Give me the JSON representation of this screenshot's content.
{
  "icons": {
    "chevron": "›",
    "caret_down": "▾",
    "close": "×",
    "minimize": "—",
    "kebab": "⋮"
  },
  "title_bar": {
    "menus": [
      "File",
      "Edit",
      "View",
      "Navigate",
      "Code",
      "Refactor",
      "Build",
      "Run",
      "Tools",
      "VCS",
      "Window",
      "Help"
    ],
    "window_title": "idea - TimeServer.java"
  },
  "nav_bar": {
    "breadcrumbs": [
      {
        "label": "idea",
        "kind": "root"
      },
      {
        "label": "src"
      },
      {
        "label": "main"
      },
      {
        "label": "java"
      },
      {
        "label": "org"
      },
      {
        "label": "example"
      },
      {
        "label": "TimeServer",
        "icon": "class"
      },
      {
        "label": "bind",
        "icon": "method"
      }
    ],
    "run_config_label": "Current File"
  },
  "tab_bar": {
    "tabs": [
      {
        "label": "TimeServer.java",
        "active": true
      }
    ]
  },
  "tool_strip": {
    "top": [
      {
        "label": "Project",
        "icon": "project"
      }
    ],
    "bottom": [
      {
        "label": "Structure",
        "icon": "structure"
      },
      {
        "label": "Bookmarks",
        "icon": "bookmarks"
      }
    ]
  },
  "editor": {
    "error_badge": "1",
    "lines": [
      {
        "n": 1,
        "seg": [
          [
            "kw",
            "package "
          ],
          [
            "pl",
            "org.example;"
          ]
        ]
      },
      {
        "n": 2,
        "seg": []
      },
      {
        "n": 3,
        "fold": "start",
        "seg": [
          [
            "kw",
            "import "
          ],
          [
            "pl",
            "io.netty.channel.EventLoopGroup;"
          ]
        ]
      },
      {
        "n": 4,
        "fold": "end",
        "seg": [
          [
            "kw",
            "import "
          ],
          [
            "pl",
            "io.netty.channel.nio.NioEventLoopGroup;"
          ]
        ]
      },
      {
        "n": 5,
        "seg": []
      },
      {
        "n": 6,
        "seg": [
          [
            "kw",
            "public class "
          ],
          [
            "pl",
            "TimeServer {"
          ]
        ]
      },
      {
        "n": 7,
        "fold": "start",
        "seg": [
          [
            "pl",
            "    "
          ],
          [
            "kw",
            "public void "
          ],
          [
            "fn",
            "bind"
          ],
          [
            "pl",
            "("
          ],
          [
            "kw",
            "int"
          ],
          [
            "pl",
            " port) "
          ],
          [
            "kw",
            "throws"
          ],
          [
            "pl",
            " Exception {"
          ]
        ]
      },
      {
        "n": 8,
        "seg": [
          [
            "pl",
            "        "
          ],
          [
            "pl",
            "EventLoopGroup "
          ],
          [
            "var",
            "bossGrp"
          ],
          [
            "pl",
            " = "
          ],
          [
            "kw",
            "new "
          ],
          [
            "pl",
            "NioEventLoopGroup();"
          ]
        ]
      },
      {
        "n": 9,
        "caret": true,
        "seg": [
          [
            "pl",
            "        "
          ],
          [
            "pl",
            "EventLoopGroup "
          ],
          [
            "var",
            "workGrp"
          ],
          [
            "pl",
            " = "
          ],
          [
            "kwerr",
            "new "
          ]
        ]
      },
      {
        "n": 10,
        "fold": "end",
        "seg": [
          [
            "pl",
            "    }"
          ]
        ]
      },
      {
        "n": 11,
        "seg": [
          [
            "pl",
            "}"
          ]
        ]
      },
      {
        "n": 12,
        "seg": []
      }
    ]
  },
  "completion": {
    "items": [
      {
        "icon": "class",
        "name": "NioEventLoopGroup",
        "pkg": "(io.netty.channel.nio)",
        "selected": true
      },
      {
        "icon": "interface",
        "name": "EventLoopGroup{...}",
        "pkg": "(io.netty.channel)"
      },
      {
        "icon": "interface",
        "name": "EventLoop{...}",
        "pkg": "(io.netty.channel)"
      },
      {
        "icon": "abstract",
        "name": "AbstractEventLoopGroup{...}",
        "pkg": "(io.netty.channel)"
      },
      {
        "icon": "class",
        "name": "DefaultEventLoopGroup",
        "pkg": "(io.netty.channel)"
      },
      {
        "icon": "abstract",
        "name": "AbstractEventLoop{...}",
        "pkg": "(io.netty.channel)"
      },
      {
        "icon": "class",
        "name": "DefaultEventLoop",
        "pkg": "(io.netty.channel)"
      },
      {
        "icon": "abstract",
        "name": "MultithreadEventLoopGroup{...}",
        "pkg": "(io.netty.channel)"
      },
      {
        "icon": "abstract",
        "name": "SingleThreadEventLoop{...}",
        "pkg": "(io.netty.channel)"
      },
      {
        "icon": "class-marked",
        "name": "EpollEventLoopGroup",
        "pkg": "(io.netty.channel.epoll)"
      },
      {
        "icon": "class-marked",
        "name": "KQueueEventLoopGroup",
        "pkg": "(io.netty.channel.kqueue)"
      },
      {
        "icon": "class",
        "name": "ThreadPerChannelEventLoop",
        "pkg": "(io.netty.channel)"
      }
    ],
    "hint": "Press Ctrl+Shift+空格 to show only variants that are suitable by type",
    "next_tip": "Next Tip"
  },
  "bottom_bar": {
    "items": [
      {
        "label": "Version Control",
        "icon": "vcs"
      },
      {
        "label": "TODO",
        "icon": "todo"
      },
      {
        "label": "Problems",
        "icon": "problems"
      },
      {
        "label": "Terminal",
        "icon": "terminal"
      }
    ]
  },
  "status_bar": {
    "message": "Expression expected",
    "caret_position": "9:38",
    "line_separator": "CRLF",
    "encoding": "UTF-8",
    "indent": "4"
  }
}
⁂
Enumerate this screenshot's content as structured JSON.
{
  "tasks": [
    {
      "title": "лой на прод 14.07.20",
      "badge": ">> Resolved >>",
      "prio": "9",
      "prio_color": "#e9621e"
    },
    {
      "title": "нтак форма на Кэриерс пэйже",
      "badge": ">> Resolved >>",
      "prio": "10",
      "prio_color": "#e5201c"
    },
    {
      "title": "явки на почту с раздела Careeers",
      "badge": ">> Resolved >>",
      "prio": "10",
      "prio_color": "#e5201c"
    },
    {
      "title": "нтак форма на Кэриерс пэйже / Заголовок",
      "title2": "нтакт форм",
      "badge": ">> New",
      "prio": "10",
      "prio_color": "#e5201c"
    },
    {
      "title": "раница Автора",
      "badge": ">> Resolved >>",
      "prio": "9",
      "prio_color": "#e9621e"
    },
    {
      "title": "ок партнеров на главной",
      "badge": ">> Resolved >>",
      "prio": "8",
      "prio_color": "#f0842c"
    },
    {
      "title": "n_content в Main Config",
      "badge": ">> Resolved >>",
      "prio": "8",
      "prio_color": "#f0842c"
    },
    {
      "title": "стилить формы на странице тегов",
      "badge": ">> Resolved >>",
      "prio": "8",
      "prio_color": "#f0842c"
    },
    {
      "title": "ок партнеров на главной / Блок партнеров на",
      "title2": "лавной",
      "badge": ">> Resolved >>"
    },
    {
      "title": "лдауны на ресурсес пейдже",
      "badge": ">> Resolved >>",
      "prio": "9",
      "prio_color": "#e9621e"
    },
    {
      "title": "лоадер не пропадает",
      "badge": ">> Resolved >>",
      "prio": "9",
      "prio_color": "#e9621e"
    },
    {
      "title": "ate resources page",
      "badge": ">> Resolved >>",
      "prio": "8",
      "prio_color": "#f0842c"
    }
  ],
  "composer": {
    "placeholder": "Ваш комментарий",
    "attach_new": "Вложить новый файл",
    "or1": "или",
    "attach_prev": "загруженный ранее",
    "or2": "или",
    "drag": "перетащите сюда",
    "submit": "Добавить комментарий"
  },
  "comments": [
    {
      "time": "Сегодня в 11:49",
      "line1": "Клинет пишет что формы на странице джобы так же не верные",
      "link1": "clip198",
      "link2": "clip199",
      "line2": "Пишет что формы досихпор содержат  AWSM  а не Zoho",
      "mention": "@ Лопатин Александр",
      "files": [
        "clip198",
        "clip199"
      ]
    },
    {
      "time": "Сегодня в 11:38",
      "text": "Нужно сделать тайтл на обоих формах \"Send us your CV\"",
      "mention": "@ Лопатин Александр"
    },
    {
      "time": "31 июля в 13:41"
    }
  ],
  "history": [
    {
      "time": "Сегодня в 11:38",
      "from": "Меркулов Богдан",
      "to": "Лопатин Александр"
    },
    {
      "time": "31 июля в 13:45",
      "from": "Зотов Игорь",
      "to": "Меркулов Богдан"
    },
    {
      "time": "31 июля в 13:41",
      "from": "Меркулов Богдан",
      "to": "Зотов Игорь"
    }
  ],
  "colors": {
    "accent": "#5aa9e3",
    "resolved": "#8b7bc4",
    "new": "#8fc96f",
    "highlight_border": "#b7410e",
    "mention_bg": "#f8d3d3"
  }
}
⁂
=== Objective ===
Isolate the lines above that contain the word "true" and copy them.

=== Answer to the task ===
        "active": true
        "caret": true,
        "selected": true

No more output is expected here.